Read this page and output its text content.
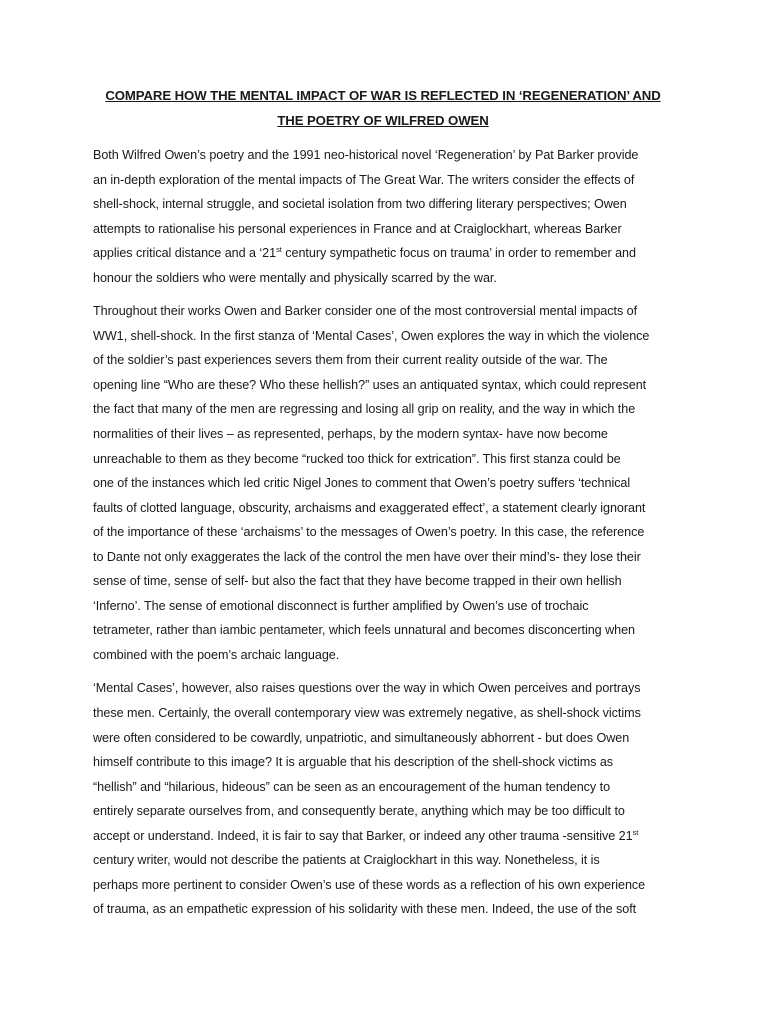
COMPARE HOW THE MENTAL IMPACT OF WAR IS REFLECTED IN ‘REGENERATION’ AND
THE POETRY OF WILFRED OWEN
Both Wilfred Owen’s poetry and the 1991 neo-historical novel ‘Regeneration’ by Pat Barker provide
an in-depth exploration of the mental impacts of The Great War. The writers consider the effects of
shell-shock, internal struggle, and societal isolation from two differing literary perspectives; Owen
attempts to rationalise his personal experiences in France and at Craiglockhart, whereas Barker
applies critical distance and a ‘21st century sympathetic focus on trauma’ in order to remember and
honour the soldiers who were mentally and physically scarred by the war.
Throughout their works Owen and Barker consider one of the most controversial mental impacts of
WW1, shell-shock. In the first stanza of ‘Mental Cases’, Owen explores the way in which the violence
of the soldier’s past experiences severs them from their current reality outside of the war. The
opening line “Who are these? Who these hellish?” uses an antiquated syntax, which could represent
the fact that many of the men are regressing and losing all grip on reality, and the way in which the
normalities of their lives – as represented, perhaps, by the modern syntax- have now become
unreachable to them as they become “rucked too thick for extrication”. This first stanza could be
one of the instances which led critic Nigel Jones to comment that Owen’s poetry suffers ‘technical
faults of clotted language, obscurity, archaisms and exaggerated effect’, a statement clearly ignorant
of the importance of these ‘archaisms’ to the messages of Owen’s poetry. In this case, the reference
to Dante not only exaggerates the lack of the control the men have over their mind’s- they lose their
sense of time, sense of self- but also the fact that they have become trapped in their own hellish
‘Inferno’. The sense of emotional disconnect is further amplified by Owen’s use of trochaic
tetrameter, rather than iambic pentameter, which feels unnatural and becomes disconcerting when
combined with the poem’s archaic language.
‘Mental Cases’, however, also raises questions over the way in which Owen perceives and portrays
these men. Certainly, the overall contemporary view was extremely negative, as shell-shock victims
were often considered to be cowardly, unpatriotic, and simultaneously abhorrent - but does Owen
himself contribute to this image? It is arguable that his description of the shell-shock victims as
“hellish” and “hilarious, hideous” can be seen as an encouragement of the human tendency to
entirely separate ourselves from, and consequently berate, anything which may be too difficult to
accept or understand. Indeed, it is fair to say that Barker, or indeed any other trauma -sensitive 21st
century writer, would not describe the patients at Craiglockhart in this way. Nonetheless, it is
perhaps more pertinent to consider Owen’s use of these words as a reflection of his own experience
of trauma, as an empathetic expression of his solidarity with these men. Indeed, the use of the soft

+-------+

• Instructions to follow: Copy out all lines of the material containing the word "stanza".

• Result of the exercise:
WW1, shell-shock. In the first stanza of ‘Mental Cases’, Owen explores the way in which the violence
unreachable to them as they become “rucked too thick for extrication”. This first stanza could be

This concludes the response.